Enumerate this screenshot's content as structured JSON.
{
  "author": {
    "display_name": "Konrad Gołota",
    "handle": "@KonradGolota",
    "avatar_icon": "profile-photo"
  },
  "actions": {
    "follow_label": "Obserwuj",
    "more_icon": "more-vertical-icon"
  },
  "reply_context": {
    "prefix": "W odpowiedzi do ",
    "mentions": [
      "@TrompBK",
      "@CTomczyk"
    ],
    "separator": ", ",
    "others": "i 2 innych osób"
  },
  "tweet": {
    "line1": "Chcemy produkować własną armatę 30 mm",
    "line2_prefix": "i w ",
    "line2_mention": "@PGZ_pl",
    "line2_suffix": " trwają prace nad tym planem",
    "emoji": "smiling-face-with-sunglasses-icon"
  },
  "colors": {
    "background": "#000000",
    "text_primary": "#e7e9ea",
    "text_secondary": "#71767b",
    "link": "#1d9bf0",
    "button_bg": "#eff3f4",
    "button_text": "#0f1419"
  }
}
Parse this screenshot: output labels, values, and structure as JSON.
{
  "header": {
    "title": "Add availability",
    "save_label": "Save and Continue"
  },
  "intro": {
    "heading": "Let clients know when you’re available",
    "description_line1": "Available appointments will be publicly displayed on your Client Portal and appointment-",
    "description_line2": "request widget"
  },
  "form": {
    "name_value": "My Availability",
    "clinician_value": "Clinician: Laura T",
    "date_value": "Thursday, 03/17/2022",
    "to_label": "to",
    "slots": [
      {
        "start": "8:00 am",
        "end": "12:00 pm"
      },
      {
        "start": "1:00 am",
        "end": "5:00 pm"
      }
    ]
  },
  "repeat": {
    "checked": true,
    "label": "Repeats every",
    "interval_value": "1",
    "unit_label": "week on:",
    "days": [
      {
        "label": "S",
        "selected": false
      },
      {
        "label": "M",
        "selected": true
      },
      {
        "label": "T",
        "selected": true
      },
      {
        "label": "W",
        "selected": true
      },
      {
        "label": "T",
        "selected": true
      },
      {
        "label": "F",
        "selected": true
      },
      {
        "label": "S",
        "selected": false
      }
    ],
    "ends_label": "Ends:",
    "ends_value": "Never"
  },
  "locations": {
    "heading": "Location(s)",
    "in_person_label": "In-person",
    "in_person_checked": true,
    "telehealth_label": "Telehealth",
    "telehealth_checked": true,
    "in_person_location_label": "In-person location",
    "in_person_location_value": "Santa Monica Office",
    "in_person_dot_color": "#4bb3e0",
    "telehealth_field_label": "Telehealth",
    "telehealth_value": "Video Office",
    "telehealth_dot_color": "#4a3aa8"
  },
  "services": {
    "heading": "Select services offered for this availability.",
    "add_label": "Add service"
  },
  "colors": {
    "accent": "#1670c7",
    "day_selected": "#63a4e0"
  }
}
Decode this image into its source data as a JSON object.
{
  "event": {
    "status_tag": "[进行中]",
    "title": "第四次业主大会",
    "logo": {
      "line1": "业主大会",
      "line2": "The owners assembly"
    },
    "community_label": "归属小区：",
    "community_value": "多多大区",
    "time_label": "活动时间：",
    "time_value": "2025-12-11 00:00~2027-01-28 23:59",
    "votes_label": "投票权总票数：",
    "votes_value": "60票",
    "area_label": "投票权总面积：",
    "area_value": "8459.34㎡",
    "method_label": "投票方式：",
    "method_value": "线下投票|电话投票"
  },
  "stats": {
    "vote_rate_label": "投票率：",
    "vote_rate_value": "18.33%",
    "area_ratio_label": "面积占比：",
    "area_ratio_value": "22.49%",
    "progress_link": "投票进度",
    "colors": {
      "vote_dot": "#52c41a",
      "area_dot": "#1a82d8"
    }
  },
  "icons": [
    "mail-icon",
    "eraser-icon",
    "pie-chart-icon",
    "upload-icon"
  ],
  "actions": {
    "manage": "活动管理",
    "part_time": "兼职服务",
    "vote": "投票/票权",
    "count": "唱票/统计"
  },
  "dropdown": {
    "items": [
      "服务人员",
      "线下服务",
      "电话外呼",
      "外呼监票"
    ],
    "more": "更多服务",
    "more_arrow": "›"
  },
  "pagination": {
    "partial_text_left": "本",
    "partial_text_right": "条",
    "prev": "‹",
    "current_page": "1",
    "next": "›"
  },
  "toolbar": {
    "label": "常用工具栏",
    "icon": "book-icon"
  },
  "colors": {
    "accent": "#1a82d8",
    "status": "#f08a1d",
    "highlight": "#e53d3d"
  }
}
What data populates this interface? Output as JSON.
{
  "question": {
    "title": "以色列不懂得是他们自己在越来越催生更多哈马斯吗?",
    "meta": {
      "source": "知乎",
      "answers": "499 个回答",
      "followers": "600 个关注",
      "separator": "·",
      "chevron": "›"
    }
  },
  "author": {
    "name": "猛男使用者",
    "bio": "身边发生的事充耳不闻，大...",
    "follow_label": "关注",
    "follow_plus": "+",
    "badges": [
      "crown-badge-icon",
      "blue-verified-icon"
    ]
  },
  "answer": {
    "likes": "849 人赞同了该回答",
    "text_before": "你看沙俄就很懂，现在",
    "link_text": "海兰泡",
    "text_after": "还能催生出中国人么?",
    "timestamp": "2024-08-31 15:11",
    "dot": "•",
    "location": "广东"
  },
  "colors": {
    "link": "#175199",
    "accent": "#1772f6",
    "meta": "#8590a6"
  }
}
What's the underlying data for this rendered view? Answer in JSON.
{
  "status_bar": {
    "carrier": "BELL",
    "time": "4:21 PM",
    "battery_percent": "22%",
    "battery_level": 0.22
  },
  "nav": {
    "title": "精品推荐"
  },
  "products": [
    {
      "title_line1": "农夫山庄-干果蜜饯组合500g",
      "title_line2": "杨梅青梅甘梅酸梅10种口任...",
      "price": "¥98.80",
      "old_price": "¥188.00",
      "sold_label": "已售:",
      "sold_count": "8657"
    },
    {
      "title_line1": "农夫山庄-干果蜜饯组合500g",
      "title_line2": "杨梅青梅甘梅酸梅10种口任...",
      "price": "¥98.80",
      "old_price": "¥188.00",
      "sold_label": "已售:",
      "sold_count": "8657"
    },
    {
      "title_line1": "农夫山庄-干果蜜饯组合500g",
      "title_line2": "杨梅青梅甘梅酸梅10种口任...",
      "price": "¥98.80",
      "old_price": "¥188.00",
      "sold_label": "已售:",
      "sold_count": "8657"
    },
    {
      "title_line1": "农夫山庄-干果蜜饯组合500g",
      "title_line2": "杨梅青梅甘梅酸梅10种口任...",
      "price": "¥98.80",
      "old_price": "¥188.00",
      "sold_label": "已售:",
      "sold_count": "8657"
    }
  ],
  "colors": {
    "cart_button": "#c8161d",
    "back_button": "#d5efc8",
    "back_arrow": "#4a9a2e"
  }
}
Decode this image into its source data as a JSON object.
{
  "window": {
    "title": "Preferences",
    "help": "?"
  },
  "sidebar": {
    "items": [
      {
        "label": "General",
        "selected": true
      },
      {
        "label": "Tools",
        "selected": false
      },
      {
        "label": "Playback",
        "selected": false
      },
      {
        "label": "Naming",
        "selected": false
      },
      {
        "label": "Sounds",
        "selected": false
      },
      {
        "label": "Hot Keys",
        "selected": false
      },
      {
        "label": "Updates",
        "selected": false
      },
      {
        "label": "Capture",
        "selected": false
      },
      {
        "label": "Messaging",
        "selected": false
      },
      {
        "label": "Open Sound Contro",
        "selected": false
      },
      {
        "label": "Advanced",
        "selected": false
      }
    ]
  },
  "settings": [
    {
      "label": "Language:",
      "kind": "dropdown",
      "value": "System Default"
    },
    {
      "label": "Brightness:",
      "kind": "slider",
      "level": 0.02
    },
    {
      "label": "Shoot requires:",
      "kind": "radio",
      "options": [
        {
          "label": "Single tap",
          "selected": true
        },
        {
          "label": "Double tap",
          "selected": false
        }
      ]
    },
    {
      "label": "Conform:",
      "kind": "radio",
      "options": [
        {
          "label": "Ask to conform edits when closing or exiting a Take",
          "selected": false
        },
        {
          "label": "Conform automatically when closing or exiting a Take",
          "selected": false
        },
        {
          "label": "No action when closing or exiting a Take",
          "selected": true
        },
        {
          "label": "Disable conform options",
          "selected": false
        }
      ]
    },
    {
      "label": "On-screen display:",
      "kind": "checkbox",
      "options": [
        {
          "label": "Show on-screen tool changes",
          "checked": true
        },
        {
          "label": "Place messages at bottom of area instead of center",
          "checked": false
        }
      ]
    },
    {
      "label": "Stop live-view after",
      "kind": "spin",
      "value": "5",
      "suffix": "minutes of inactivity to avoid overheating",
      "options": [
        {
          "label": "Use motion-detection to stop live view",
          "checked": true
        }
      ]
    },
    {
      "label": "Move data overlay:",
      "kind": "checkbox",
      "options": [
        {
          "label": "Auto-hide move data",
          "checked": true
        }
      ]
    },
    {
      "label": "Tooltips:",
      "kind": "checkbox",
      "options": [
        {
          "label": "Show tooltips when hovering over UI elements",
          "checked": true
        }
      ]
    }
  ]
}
* * * * * * *
Task description:
Using the listing, say how many lines include the word "accent", and add nothing else.

Output below:
3